YOUR OBJECTIVE:
The exercise asks you to copy every line below in which "actively" appears.

[Stored records]
* * * * *

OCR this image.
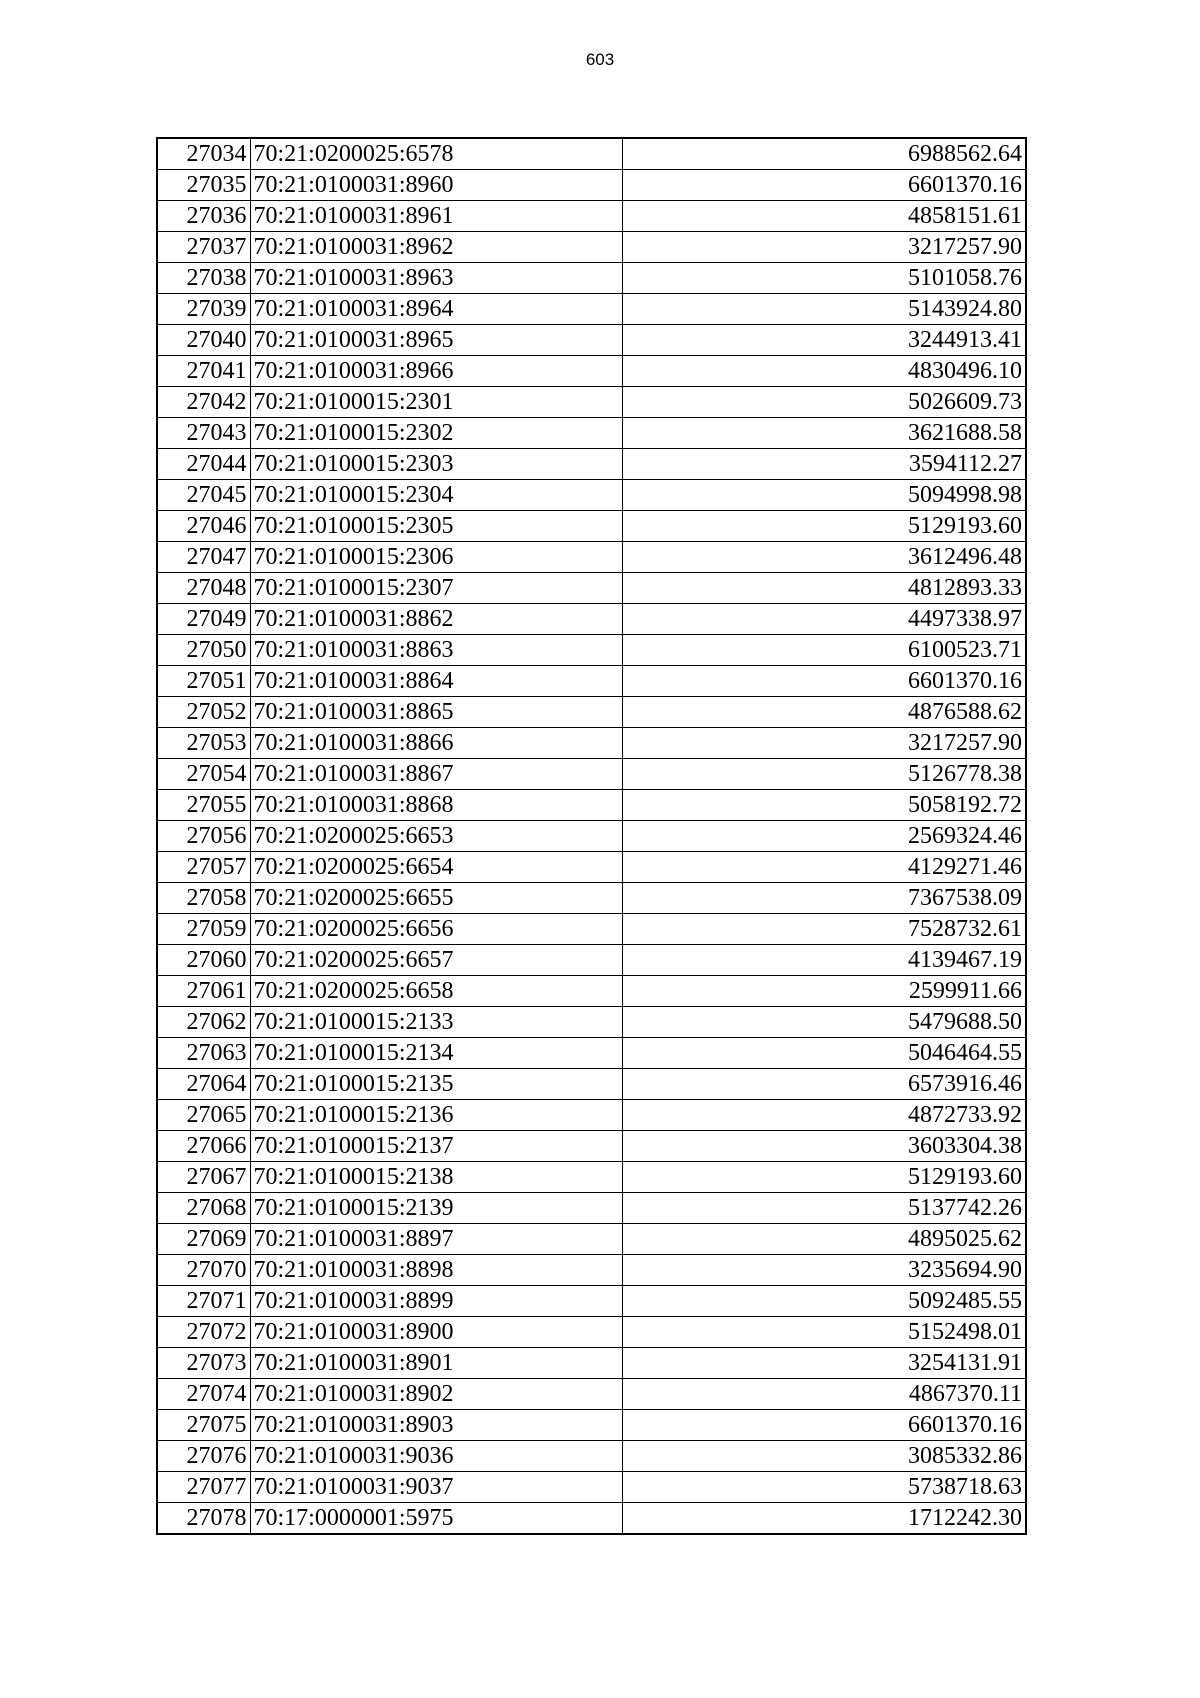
603
27034	70:21:0200025:6578	6988562.64
27035	70:21:0100031:8960	6601370.16
27036	70:21:0100031:8961	4858151.61
27037	70:21:0100031:8962	3217257.90
27038	70:21:0100031:8963	5101058.76
27039	70:21:0100031:8964	5143924.80
27040	70:21:0100031:8965	3244913.41
27041	70:21:0100031:8966	4830496.10
27042	70:21:0100015:2301	5026609.73
27043	70:21:0100015:2302	3621688.58
27044	70:21:0100015:2303	3594112.27
27045	70:21:0100015:2304	5094998.98
27046	70:21:0100015:2305	5129193.60
27047	70:21:0100015:2306	3612496.48
27048	70:21:0100015:2307	4812893.33
27049	70:21:0100031:8862	4497338.97
27050	70:21:0100031:8863	6100523.71
27051	70:21:0100031:8864	6601370.16
27052	70:21:0100031:8865	4876588.62
27053	70:21:0100031:8866	3217257.90
27054	70:21:0100031:8867	5126778.38
27055	70:21:0100031:8868	5058192.72
27056	70:21:0200025:6653	2569324.46
27057	70:21:0200025:6654	4129271.46
27058	70:21:0200025:6655	7367538.09
27059	70:21:0200025:6656	7528732.61
27060	70:21:0200025:6657	4139467.19
27061	70:21:0200025:6658	2599911.66
27062	70:21:0100015:2133	5479688.50
27063	70:21:0100015:2134	5046464.55
27064	70:21:0100015:2135	6573916.46
27065	70:21:0100015:2136	4872733.92
27066	70:21:0100015:2137	3603304.38
27067	70:21:0100015:2138	5129193.60
27068	70:21:0100015:2139	5137742.26
27069	70:21:0100031:8897	4895025.62
27070	70:21:0100031:8898	3235694.90
27071	70:21:0100031:8899	5092485.55
27072	70:21:0100031:8900	5152498.01
27073	70:21:0100031:8901	3254131.91
27074	70:21:0100031:8902	4867370.11
27075	70:21:0100031:8903	6601370.16
27076	70:21:0100031:9036	3085332.86
27077	70:21:0100031:9037	5738718.63
27078	70:17:0000001:5975	1712242.30
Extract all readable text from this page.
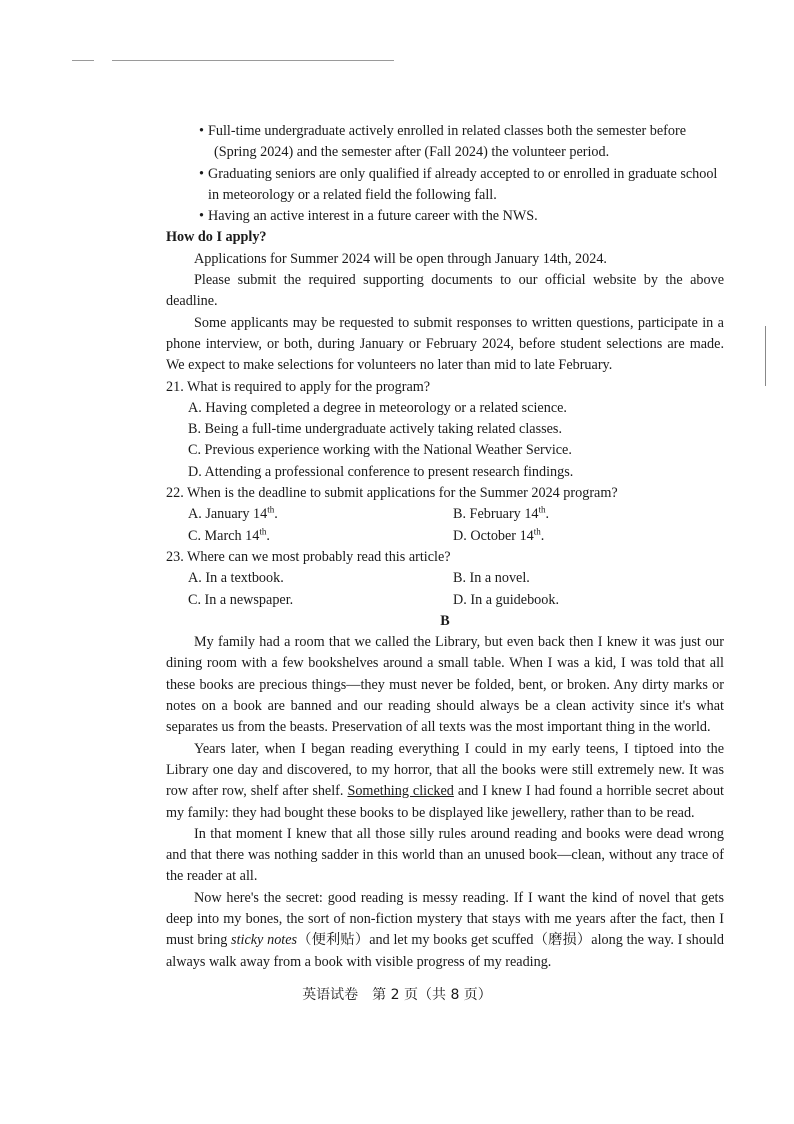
• Full-time undergraduate actively enrolled in related classes both the semester before
(Spring 2024) and the semester after (Fall 2024) the volunteer period.
• Graduating seniors are only qualified if already accepted to or enrolled in graduate school
in meteorology or a related field the following fall.
• Having an active interest in a future career with the NWS.
How do I apply?
Applications for Summer 2024 will be open through January 14th, 2024.
Please submit the required supporting documents to our official website by the above deadline.
Some applicants may be requested to submit responses to written questions, participate in a phone interview, or both, during January or February 2024, before student selections are made. We expect to make selections for volunteers no later than mid to late February.
21. What is required to apply for the program?
A. Having completed a degree in meteorology or a related science.
B. Being a full-time undergraduate actively taking related classes.
C. Previous experience working with the National Weather Service.
D. Attending a professional conference to present research findings.
22. When is the deadline to submit applications for the Summer 2024 program?
A. January 14th.	B. February 14th.
C. March 14th.	D. October 14th.
23. Where can we most probably read this article?
A. In a textbook.	B. In a novel.
C. In a newspaper.	D. In a guidebook.
B
My family had a room that we called the Library, but even back then I knew it was just our dining room with a few bookshelves around a small table. When I was a kid, I was told that all these books are precious things—they must never be folded, bent, or broken. Any dirty marks or notes on a book are banned and our reading should always be a clean activity since it's what separates us from the beasts. Preservation of all texts was the most important thing in the world.
Years later, when I began reading everything I could in my early teens, I tiptoed into the Library one day and discovered, to my horror, that all the books were still extremely new. It was row after row, shelf after shelf. Something clicked and I knew I had found a horrible secret about my family: they had bought these books to be displayed like jewellery, rather than to be read.
In that moment I knew that all those silly rules around reading and books were dead wrong and that there was nothing sadder in this world than an unused book—clean, without any trace of the reader at all.
Now here's the secret: good reading is messy reading. If I want the kind of novel that gets deep into my bones, the sort of non-fiction mystery that stays with me years after the fact, then I must bring sticky notes（便利贴）and let my books get scuffed（磨损）along the way. I should always walk away from a book with visible progress of my reading.
英语试卷　第 2 页（共 8 页）
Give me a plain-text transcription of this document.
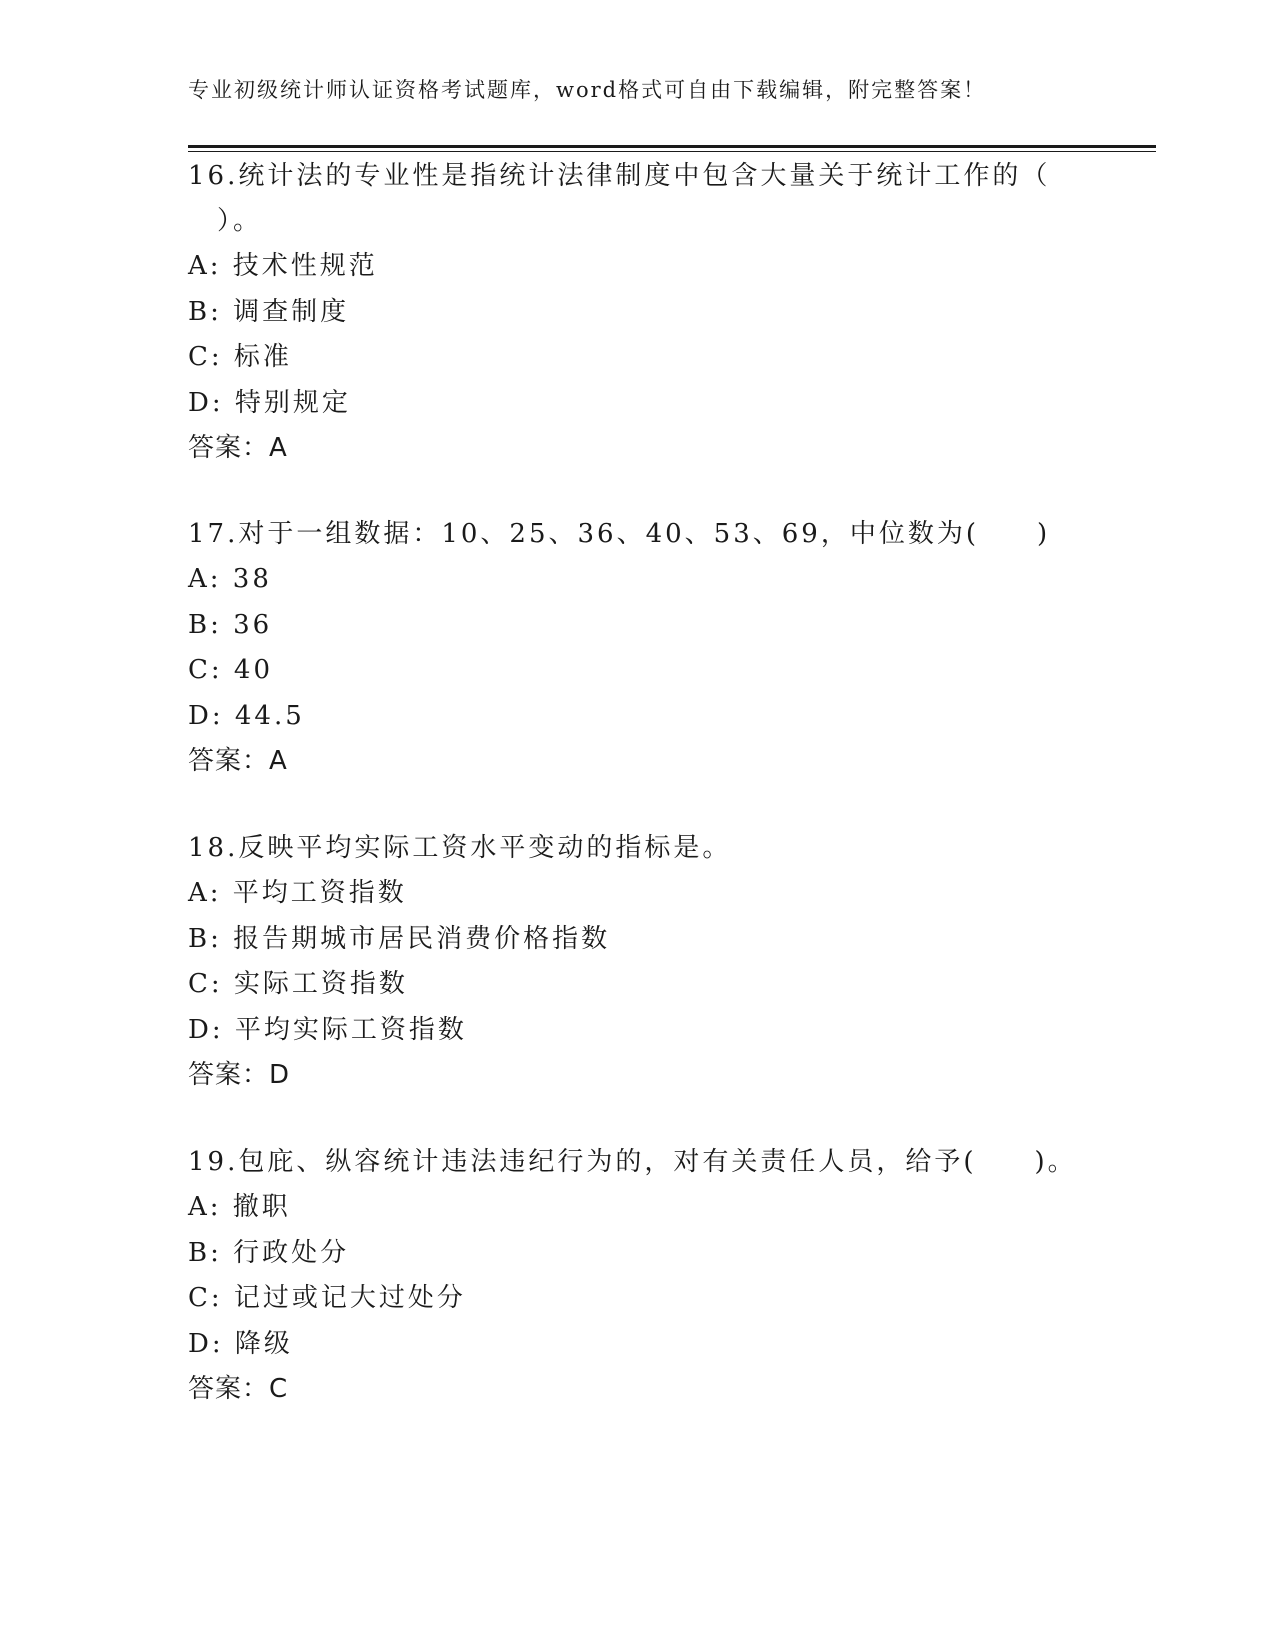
专业初级统计师认证资格考试题库，word格式可自由下载编辑，附完整答案！
16.统计法的专业性是指统计法律制度中包含大量关于统计工作的（
　）。
A: 技术性规范
B: 调查制度
C: 标准
D: 特别规定
答案：A
17.对于一组数据：10、25、36、40、53、69，中位数为(　　)
A: 38
B: 36
C: 40
D: 44.5
答案：A
18.反映平均实际工资水平变动的指标是。
A: 平均工资指数
B: 报告期城市居民消费价格指数
C: 实际工资指数
D: 平均实际工资指数
答案：D
19.包庇、纵容统计违法违纪行为的，对有关责任人员，给予(　　)。
A: 撤职
B: 行政处分
C: 记过或记大过处分
D: 降级
答案：C
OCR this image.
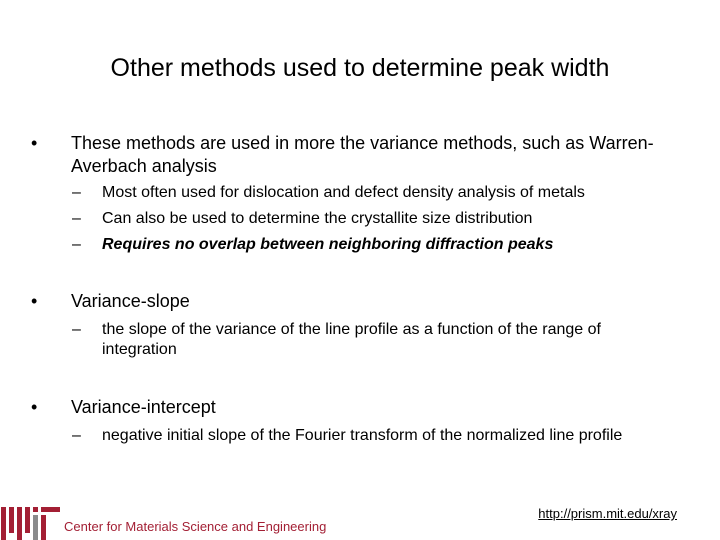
Other methods used to determine peak width
•	These methods are used in more the variance methods, such as Warren-Averbach analysis
– Most often used for dislocation and defect density analysis of metals
– Can also be used to determine the crystallite size distribution
– Requires no overlap between neighboring diffraction peaks
•	Variance-slope
– the slope of the variance of the line profile as a function of the range of integration
•	Variance-intercept
– negative initial slope of the Fourier transform of the normalized line profile
Center for Materials Science and Engineering
http://prism.mit.edu/xray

* * * * *

ANSWER IN FULL:
• Full-time undergraduate actively enrolled in related classes both the semester before
B. Being a full-time undergraduate actively taking related classes.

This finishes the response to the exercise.